[BEGIN The records]
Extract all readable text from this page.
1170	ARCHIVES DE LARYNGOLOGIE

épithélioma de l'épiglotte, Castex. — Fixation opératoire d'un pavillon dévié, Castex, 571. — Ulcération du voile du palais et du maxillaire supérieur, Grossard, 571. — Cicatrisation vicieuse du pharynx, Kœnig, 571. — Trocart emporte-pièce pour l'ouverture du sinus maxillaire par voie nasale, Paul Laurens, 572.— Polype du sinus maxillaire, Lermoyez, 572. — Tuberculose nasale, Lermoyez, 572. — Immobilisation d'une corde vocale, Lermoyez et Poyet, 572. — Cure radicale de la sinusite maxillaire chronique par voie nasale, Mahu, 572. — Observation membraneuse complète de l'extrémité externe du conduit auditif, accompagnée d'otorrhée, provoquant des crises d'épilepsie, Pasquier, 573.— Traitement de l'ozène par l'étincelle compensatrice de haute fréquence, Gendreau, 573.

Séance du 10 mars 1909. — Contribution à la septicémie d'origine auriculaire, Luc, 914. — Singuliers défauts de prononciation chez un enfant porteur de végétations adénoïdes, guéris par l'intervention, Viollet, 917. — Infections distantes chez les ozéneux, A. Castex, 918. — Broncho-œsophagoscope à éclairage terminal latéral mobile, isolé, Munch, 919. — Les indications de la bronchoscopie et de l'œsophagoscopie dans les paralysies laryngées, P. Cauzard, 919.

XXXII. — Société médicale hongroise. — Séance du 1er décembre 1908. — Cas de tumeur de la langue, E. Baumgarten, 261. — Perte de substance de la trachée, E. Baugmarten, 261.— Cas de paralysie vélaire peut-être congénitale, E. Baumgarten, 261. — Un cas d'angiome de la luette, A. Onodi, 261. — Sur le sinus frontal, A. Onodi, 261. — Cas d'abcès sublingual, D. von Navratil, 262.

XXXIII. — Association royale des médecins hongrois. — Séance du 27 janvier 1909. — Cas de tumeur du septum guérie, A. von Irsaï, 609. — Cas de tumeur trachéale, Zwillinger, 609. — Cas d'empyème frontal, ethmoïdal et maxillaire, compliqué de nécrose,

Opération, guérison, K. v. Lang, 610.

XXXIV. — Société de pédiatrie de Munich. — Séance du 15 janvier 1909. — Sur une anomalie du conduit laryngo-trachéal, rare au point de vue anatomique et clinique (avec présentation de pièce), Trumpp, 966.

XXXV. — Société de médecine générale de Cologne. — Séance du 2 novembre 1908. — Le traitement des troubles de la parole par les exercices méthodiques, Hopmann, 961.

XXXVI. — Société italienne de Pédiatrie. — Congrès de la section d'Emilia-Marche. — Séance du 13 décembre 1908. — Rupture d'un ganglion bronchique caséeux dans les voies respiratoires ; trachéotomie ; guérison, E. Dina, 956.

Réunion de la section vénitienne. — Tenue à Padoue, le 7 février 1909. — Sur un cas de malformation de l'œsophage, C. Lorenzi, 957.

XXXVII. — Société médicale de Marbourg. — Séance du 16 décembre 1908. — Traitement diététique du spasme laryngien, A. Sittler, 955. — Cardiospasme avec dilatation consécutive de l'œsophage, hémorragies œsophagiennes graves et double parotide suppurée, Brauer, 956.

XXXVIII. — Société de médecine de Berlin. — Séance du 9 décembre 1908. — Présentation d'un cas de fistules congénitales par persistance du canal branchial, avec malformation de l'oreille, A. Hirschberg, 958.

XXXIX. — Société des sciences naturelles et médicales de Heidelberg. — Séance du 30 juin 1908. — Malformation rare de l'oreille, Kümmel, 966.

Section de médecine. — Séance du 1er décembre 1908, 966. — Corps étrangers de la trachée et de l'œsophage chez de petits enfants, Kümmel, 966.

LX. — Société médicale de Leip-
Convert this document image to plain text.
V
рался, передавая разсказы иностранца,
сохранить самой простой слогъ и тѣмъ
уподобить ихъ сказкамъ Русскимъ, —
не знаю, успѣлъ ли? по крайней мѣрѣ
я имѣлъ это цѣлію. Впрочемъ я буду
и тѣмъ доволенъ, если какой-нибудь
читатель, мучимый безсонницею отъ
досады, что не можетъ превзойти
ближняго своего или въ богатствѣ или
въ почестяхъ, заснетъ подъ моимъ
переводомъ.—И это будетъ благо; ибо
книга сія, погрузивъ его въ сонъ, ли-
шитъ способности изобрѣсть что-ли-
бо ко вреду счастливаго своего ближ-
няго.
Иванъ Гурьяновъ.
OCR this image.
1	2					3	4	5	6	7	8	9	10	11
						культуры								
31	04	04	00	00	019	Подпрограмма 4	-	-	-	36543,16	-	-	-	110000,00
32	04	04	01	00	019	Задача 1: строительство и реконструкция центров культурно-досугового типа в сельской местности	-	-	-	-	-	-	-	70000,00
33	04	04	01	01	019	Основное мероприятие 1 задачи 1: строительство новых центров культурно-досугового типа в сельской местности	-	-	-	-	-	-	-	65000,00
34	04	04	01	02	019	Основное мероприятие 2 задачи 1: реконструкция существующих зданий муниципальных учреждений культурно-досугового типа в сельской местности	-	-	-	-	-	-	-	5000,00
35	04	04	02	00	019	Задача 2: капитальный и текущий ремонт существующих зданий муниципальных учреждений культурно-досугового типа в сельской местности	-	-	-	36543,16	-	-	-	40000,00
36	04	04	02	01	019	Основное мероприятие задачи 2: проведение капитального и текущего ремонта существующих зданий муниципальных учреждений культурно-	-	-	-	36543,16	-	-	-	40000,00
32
[END The records]
(The exercise): Retype the records above exactly.

(Solution for this task):
Extract all readable text from this page.
1170	ARCHIVES DE LARYNGOLOGIE

épithélioma de l'épiglotte, Castex. — Fixation opératoire d'un pavillon dévié, Castex, 571. — Ulcération du voile du palais et du maxillaire supérieur, Grossard, 571. — Cicatrisation vicieuse du pharynx, Kœnig, 571. — Trocart emporte-pièce pour l'ouverture du sinus maxillaire par voie nasale, Paul Laurens, 572.— Polype du sinus maxillaire, Lermoyez, 572. — Tuberculose nasale, Lermoyez, 572. — Immobilisation d'une corde vocale, Lermoyez et Poyet, 572. — Cure radicale de la sinusite maxillaire chronique par voie nasale, Mahu, 572. — Observation membraneuse complète de l'extrémité externe du conduit auditif, accompagnée d'otorrhée, provoquant des crises d'épilepsie, Pasquier, 573.— Traitement de l'ozène par l'étincelle compensatrice de haute fréquence, Gendreau, 573.

Séance du 10 mars 1909. — Contribution à la septicémie d'origine auriculaire, Luc, 914. — Singuliers défauts de prononciation chez un enfant porteur de végétations adénoïdes, guéris par l'intervention, Viollet, 917. — Infections distantes chez les ozéneux, A. Castex, 918. — Broncho-œsophagoscope à éclairage terminal latéral mobile, isolé, Munch, 919. — Les indications de la bronchoscopie et de l'œsophagoscopie dans les paralysies laryngées, P. Cauzard, 919.

XXXII. — Société médicale hongroise. — Séance du 1er décembre 1908. — Cas de tumeur de la langue, E. Baumgarten, 261. — Perte de substance de la trachée, E. Baugmarten, 261.— Cas de paralysie vélaire peut-être congénitale, E. Baumgarten, 261. — Un cas d'angiome de la luette, A. Onodi, 261. — Sur le sinus frontal, A. Onodi, 261. — Cas d'abcès sublingual, D. von Navratil, 262.

XXXIII. — Association royale des médecins hongrois. — Séance du 27 janvier 1909. — Cas de tumeur du septum guérie, A. von Irsaï, 609. — Cas de tumeur trachéale, Zwillinger, 609. — Cas d'empyème frontal, ethmoïdal et maxillaire, compliqué de nécrose,

Opération, guérison, K. v. Lang, 610.

XXXIV. — Société de pédiatrie de Munich. — Séance du 15 janvier 1909. — Sur une anomalie du conduit laryngo-trachéal, rare au point de vue anatomique et clinique (avec présentation de pièce), Trumpp, 966.

XXXV. — Société de médecine générale de Cologne. — Séance du 2 novembre 1908. — Le traitement des troubles de la parole par les exercices méthodiques, Hopmann, 961.

XXXVI. — Société italienne de Pédiatrie. — Congrès de la section d'Emilia-Marche. — Séance du 13 décembre 1908. — Rupture d'un ganglion bronchique caséeux dans les voies respiratoires ; trachéotomie ; guérison, E. Dina, 956.

Réunion de la section vénitienne. — Tenue à Padoue, le 7 février 1909. — Sur un cas de malformation de l'œsophage, C. Lorenzi, 957.

XXXVII. — Société médicale de Marbourg. — Séance du 16 décembre 1908. — Traitement diététique du spasme laryngien, A. Sittler, 955. — Cardiospasme avec dilatation consécutive de l'œsophage, hémorragies œsophagiennes graves et double parotide suppurée, Brauer, 956.

XXXVIII. — Société de médecine de Berlin. — Séance du 9 décembre 1908. — Présentation d'un cas de fistules congénitales par persistance du canal branchial, avec malformation de l'oreille, A. Hirschberg, 958.

XXXIX. — Société des sciences naturelles et médicales de Heidelberg. — Séance du 30 juin 1908. — Malformation rare de l'oreille, Kümmel, 966.

Section de médecine. — Séance du 1er décembre 1908, 966. — Corps étrangers de la trachée et de l'œsophage chez de petits enfants, Kümmel, 966.

LX. — Société médicale de Leip-
Convert this document image to plain text.
V
рался, передавая разсказы иностранца,
сохранить самой простой слогъ и тѣмъ
уподобить ихъ сказкамъ Русскимъ, —
не знаю, успѣлъ ли? по крайней мѣрѣ
я имѣлъ это цѣлію. Впрочемъ я буду
и тѣмъ доволенъ, если какой-нибудь
читатель, мучимый безсонницею отъ
досады, что не можетъ превзойти
ближняго своего или въ богатствѣ или
въ почестяхъ, заснетъ подъ моимъ
переводомъ.—И это будетъ благо; ибо
книга сія, погрузивъ его въ сонъ, ли-
шитъ способности изобрѣсть что-ли-
бо ко вреду счастливаго своего ближ-
няго.
Иванъ Гурьяновъ.
OCR this image.
1	2					3	4	5	6	7	8	9	10	11
						культуры								
31	04	04	00	00	019	Подпрограмма 4	-	-	-	36543,16	-	-	-	110000,00
32	04	04	01	00	019	Задача 1: строительство и реконструкция центров культурно-досугового типа в сельской местности	-	-	-	-	-	-	-	70000,00
33	04	04	01	01	019	Основное мероприятие 1 задачи 1: строительство новых центров культурно-досугового типа в сельской местности	-	-	-	-	-	-	-	65000,00
34	04	04	01	02	019	Основное мероприятие 2 задачи 1: реконструкция существующих зданий муниципальных учреждений культурно-досугового типа в сельской местности	-	-	-	-	-	-	-	5000,00
35	04	04	02	00	019	Задача 2: капитальный и текущий ремонт существующих зданий муниципальных учреждений культурно-досугового типа в сельской местности	-	-	-	36543,16	-	-	-	40000,00
36	04	04	02	01	019	Основное мероприятие задачи 2: проведение капитального и текущего ремонта существующих зданий муниципальных учреждений культурно-	-	-	-	36543,16	-	-	-	40000,00
32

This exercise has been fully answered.